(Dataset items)
--- Start ---

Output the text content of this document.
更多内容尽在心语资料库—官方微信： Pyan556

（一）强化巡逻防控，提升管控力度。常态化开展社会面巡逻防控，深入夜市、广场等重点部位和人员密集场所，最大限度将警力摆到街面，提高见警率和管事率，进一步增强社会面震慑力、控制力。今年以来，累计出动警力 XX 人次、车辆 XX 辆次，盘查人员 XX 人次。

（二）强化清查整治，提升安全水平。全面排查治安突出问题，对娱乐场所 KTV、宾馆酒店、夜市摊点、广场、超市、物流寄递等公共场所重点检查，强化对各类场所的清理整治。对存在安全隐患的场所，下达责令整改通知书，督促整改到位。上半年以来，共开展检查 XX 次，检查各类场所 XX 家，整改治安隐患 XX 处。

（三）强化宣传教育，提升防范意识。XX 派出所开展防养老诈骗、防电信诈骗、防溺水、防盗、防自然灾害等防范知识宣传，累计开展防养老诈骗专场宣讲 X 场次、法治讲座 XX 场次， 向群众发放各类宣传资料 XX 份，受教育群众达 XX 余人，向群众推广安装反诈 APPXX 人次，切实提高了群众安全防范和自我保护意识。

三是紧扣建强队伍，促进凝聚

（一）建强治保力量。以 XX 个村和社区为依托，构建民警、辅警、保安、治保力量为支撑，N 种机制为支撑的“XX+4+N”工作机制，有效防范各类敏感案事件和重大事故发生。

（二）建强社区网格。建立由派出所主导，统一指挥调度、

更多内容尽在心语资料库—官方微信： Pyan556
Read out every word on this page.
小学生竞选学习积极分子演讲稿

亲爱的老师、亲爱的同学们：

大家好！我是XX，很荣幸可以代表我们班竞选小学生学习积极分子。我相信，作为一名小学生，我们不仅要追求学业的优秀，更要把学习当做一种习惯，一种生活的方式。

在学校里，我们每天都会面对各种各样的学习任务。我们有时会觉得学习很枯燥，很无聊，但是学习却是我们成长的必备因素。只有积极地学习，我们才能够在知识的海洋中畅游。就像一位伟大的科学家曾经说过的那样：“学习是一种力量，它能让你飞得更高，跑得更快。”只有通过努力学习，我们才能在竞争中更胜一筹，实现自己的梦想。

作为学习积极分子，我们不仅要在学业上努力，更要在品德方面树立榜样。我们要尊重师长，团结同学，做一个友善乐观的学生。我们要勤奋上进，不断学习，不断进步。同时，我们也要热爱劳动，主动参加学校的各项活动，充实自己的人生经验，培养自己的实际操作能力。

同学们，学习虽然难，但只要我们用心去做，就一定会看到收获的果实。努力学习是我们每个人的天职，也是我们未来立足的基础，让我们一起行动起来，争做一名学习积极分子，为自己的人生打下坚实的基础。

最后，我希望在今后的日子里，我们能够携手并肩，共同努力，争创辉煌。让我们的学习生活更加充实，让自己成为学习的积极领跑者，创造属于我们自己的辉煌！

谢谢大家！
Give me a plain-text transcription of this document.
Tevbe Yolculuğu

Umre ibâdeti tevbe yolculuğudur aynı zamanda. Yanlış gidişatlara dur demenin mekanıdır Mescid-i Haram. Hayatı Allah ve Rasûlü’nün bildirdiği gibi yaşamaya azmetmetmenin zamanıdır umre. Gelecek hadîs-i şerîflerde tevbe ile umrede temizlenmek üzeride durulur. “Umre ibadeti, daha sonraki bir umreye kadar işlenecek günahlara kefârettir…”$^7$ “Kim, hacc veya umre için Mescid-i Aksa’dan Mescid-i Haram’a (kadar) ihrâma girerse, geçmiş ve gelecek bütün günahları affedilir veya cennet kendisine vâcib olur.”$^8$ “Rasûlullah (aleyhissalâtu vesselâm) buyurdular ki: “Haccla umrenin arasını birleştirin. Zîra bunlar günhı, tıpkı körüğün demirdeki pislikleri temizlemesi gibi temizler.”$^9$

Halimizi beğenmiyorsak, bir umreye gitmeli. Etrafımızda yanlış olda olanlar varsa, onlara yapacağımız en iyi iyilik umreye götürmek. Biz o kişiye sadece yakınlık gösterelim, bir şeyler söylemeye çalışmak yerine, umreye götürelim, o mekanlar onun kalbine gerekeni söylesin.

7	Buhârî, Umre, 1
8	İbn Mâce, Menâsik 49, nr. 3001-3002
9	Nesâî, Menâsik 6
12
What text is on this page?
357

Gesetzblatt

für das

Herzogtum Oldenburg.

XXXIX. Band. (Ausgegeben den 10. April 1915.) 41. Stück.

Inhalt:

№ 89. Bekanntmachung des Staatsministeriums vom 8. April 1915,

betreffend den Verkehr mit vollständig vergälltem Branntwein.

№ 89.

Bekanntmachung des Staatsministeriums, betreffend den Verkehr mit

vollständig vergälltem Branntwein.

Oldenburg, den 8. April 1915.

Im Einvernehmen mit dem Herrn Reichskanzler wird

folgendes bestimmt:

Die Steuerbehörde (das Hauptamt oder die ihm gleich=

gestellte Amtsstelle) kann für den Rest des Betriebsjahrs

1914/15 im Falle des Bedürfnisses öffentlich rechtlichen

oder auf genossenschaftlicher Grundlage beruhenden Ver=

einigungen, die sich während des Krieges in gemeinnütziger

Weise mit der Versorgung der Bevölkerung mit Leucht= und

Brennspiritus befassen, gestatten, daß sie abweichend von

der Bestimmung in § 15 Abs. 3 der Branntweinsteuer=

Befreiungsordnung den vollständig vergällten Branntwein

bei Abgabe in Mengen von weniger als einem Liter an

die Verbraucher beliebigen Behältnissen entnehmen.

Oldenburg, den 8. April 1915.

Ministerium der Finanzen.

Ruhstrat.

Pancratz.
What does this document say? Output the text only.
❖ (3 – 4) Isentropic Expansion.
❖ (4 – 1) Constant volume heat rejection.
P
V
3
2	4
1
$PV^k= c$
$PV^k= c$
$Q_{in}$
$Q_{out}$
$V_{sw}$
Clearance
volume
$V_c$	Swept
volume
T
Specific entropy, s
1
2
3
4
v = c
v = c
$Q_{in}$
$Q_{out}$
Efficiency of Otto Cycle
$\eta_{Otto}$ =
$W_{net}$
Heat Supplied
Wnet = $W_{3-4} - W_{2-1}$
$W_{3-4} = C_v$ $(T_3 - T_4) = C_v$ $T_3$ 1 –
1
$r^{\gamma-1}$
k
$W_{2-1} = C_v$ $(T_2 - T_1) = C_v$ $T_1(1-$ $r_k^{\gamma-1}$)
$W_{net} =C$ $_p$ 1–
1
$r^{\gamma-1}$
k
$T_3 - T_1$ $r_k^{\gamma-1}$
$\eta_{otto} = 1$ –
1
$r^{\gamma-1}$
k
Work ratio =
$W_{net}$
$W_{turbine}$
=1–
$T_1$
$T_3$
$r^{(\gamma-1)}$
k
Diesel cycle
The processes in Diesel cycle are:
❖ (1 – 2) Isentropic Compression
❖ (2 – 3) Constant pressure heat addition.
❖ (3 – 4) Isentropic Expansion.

--- End ---

- To be done -
Go through the material above line by line and copy it exactly.

- Task solution -
Output the text content of this document.
更多内容尽在心语资料库—官方微信： Pyan556

（一）强化巡逻防控，提升管控力度。常态化开展社会面巡逻防控，深入夜市、广场等重点部位和人员密集场所，最大限度将警力摆到街面，提高见警率和管事率，进一步增强社会面震慑力、控制力。今年以来，累计出动警力 XX 人次、车辆 XX 辆次，盘查人员 XX 人次。

（二）强化清查整治，提升安全水平。全面排查治安突出问题，对娱乐场所 KTV、宾馆酒店、夜市摊点、广场、超市、物流寄递等公共场所重点检查，强化对各类场所的清理整治。对存在安全隐患的场所，下达责令整改通知书，督促整改到位。上半年以来，共开展检查 XX 次，检查各类场所 XX 家，整改治安隐患 XX 处。

（三）强化宣传教育，提升防范意识。XX 派出所开展防养老诈骗、防电信诈骗、防溺水、防盗、防自然灾害等防范知识宣传，累计开展防养老诈骗专场宣讲 X 场次、法治讲座 XX 场次， 向群众发放各类宣传资料 XX 份，受教育群众达 XX 余人，向群众推广安装反诈 APPXX 人次，切实提高了群众安全防范和自我保护意识。

三是紧扣建强队伍，促进凝聚

（一）建强治保力量。以 XX 个村和社区为依托，构建民警、辅警、保安、治保力量为支撑，N 种机制为支撑的“XX+4+N”工作机制，有效防范各类敏感案事件和重大事故发生。

（二）建强社区网格。建立由派出所主导，统一指挥调度、

更多内容尽在心语资料库—官方微信： Pyan556
Read out every word on this page.
小学生竞选学习积极分子演讲稿

亲爱的老师、亲爱的同学们：

大家好！我是XX，很荣幸可以代表我们班竞选小学生学习积极分子。我相信，作为一名小学生，我们不仅要追求学业的优秀，更要把学习当做一种习惯，一种生活的方式。

在学校里，我们每天都会面对各种各样的学习任务。我们有时会觉得学习很枯燥，很无聊，但是学习却是我们成长的必备因素。只有积极地学习，我们才能够在知识的海洋中畅游。就像一位伟大的科学家曾经说过的那样：“学习是一种力量，它能让你飞得更高，跑得更快。”只有通过努力学习，我们才能在竞争中更胜一筹，实现自己的梦想。

作为学习积极分子，我们不仅要在学业上努力，更要在品德方面树立榜样。我们要尊重师长，团结同学，做一个友善乐观的学生。我们要勤奋上进，不断学习，不断进步。同时，我们也要热爱劳动，主动参加学校的各项活动，充实自己的人生经验，培养自己的实际操作能力。

同学们，学习虽然难，但只要我们用心去做，就一定会看到收获的果实。努力学习是我们每个人的天职，也是我们未来立足的基础，让我们一起行动起来，争做一名学习积极分子，为自己的人生打下坚实的基础。

最后，我希望在今后的日子里，我们能够携手并肩，共同努力，争创辉煌。让我们的学习生活更加充实，让自己成为学习的积极领跑者，创造属于我们自己的辉煌！

谢谢大家！
Give me a plain-text transcription of this document.
Tevbe Yolculuğu

Umre ibâdeti tevbe yolculuğudur aynı zamanda. Yanlış gidişatlara dur demenin mekanıdır Mescid-i Haram. Hayatı Allah ve Rasûlü’nün bildirdiği gibi yaşamaya azmetmetmenin zamanıdır umre. Gelecek hadîs-i şerîflerde tevbe ile umrede temizlenmek üzeride durulur. “Umre ibadeti, daha sonraki bir umreye kadar işlenecek günahlara kefârettir…”$^7$ “Kim, hacc veya umre için Mescid-i Aksa’dan Mescid-i Haram’a (kadar) ihrâma girerse, geçmiş ve gelecek bütün günahları affedilir veya cennet kendisine vâcib olur.”$^8$ “Rasûlullah (aleyhissalâtu vesselâm) buyurdular ki: “Haccla umrenin arasını birleştirin. Zîra bunlar günhı, tıpkı körüğün demirdeki pislikleri temizlemesi gibi temizler.”$^9$

Halimizi beğenmiyorsak, bir umreye gitmeli. Etrafımızda yanlış olda olanlar varsa, onlara yapacağımız en iyi iyilik umreye götürmek. Biz o kişiye sadece yakınlık gösterelim, bir şeyler söylemeye çalışmak yerine, umreye götürelim, o mekanlar onun kalbine gerekeni söylesin.

7	Buhârî, Umre, 1
8	İbn Mâce, Menâsik 49, nr. 3001-3002
9	Nesâî, Menâsik 6
12
What text is on this page?
357

Gesetzblatt

für das

Herzogtum Oldenburg.

XXXIX. Band. (Ausgegeben den 10. April 1915.) 41. Stück.

Inhalt:

№ 89. Bekanntmachung des Staatsministeriums vom 8. April 1915,

betreffend den Verkehr mit vollständig vergälltem Branntwein.

№ 89.

Bekanntmachung des Staatsministeriums, betreffend den Verkehr mit

vollständig vergälltem Branntwein.

Oldenburg, den 8. April 1915.

Im Einvernehmen mit dem Herrn Reichskanzler wird

folgendes bestimmt:

Die Steuerbehörde (das Hauptamt oder die ihm gleich=

gestellte Amtsstelle) kann für den Rest des Betriebsjahrs

1914/15 im Falle des Bedürfnisses öffentlich rechtlichen

oder auf genossenschaftlicher Grundlage beruhenden Ver=

einigungen, die sich während des Krieges in gemeinnütziger

Weise mit der Versorgung der Bevölkerung mit Leucht= und

Brennspiritus befassen, gestatten, daß sie abweichend von

der Bestimmung in § 15 Abs. 3 der Branntweinsteuer=

Befreiungsordnung den vollständig vergällten Branntwein

bei Abgabe in Mengen von weniger als einem Liter an

die Verbraucher beliebigen Behältnissen entnehmen.

Oldenburg, den 8. April 1915.

Ministerium der Finanzen.

Ruhstrat.

Pancratz.
What does this document say? Output the text only.
❖ (3 – 4) Isentropic Expansion.
❖ (4 – 1) Constant volume heat rejection.
P
V
3
2	4
1
$PV^k= c$
$PV^k= c$
$Q_{in}$
$Q_{out}$
$V_{sw}$
Clearance
volume
$V_c$	Swept
volume
T
Specific entropy, s
1
2
3
4
v = c
v = c
$Q_{in}$
$Q_{out}$
Efficiency of Otto Cycle
$\eta_{Otto}$ =
$W_{net}$
Heat Supplied
Wnet = $W_{3-4} - W_{2-1}$
$W_{3-4} = C_v$ $(T_3 - T_4) = C_v$ $T_3$ 1 –
1
$r^{\gamma-1}$
k
$W_{2-1} = C_v$ $(T_2 - T_1) = C_v$ $T_1(1-$ $r_k^{\gamma-1}$)
$W_{net} =C$ $_p$ 1–
1
$r^{\gamma-1}$
k
$T_3 - T_1$ $r_k^{\gamma-1}$
$\eta_{otto} = 1$ –
1
$r^{\gamma-1}$
k
Work ratio =
$W_{net}$
$W_{turbine}$
=1–
$T_1$
$T_3$
$r^{(\gamma-1)}$
k
Diesel cycle
The processes in Diesel cycle are:
❖ (1 – 2) Isentropic Compression
❖ (2 – 3) Constant pressure heat addition.
❖ (3 – 4) Isentropic Expansion.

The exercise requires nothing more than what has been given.